— begin INPUT DATA —

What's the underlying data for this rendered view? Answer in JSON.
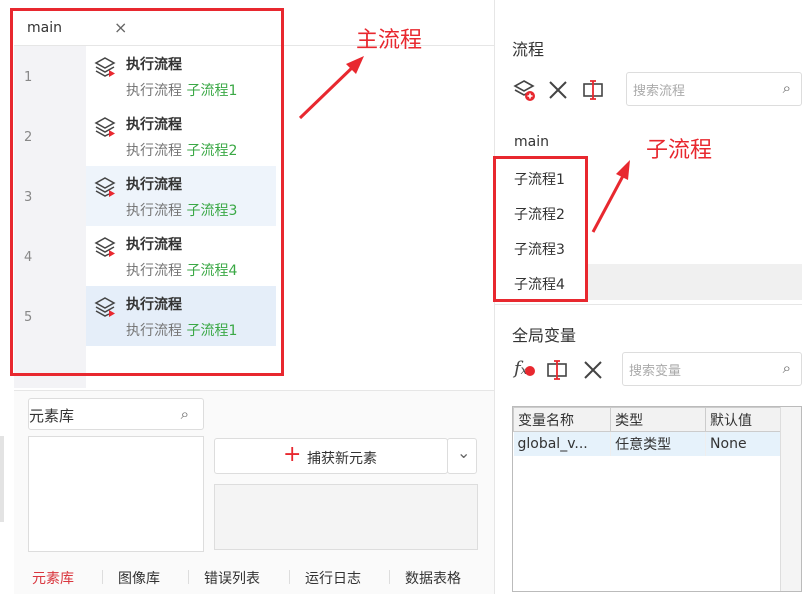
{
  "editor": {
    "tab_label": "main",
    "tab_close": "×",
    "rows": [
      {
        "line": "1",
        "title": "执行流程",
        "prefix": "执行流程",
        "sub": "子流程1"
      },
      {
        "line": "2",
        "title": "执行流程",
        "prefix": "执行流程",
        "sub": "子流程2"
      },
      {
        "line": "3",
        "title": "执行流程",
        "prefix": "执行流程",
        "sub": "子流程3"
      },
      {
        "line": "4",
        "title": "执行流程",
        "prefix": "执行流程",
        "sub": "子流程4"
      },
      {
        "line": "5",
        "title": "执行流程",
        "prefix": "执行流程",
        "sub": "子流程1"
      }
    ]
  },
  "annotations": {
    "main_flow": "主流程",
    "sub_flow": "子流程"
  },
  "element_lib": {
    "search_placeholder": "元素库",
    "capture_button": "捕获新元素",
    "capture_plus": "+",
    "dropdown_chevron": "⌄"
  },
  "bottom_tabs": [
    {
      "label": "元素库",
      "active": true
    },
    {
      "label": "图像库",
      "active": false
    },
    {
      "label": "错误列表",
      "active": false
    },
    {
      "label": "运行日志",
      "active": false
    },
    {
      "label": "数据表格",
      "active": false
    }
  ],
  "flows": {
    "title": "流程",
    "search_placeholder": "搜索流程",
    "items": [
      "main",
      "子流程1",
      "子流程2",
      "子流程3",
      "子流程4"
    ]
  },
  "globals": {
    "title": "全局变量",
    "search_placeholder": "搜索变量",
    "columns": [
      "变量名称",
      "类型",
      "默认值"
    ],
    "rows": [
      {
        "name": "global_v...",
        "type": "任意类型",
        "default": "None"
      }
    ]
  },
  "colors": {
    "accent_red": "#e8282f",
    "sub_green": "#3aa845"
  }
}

— end INPUT DATA —
— begin INPUT DATA —

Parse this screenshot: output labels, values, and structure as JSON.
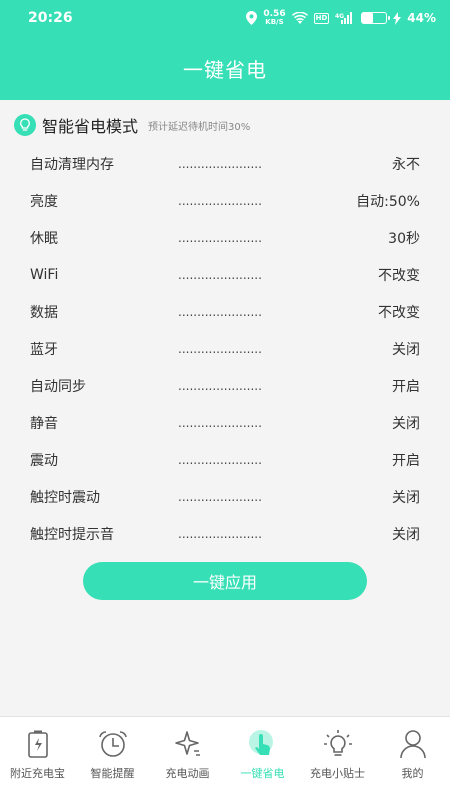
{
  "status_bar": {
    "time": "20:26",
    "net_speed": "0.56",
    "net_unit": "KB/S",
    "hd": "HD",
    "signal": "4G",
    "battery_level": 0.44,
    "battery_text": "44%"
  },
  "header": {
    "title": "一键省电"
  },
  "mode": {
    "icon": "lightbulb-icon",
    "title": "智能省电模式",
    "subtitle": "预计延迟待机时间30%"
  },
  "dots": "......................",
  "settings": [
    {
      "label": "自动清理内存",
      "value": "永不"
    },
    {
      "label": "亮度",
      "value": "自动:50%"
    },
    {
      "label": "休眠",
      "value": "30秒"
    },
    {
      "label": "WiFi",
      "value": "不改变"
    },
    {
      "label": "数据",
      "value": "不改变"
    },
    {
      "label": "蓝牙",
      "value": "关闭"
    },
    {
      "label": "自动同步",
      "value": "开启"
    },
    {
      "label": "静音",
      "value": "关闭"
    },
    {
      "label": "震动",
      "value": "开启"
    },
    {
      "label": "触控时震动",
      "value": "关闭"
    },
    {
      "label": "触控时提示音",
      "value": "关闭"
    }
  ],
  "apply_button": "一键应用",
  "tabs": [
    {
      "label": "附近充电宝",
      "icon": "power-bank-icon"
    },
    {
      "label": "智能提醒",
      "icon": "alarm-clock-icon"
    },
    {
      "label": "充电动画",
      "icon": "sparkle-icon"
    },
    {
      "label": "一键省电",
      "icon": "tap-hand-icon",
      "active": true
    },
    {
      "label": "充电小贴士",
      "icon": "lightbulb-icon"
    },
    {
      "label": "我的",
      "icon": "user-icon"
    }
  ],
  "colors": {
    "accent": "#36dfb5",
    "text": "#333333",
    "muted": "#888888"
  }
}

— end INPUT DATA —
— begin INPUT DATA —

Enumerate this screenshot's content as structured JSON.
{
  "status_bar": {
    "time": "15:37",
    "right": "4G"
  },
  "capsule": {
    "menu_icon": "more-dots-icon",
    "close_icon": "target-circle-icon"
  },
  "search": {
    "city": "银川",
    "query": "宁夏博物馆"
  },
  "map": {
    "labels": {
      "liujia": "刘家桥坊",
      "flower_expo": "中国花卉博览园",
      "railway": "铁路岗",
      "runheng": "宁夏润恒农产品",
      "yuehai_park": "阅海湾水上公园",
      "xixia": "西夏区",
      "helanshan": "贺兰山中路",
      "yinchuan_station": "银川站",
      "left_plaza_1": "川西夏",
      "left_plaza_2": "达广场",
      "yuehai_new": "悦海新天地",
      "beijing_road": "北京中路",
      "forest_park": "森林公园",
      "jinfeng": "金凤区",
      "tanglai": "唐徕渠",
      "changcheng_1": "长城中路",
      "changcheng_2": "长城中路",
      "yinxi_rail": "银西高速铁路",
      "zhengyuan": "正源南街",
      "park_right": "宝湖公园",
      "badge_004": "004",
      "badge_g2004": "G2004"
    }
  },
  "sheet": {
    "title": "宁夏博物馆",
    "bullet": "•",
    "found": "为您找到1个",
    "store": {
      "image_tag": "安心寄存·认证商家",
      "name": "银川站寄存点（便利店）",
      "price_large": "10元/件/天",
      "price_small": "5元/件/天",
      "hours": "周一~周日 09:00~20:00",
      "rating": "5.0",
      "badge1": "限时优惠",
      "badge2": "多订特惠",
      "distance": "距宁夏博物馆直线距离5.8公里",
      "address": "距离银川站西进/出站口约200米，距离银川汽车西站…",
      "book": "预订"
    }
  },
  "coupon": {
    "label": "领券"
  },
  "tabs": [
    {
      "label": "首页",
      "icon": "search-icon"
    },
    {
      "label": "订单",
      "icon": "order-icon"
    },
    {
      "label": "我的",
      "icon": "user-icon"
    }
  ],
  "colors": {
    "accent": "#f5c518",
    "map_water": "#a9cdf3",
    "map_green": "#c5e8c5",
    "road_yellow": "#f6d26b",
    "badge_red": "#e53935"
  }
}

— end INPUT DATA —

*PROBLEM TO WORK ON*:
Your answer should be a single number: how many lines in the data above include "labels"?

*OUTPUT FOR THIS TASK*:
2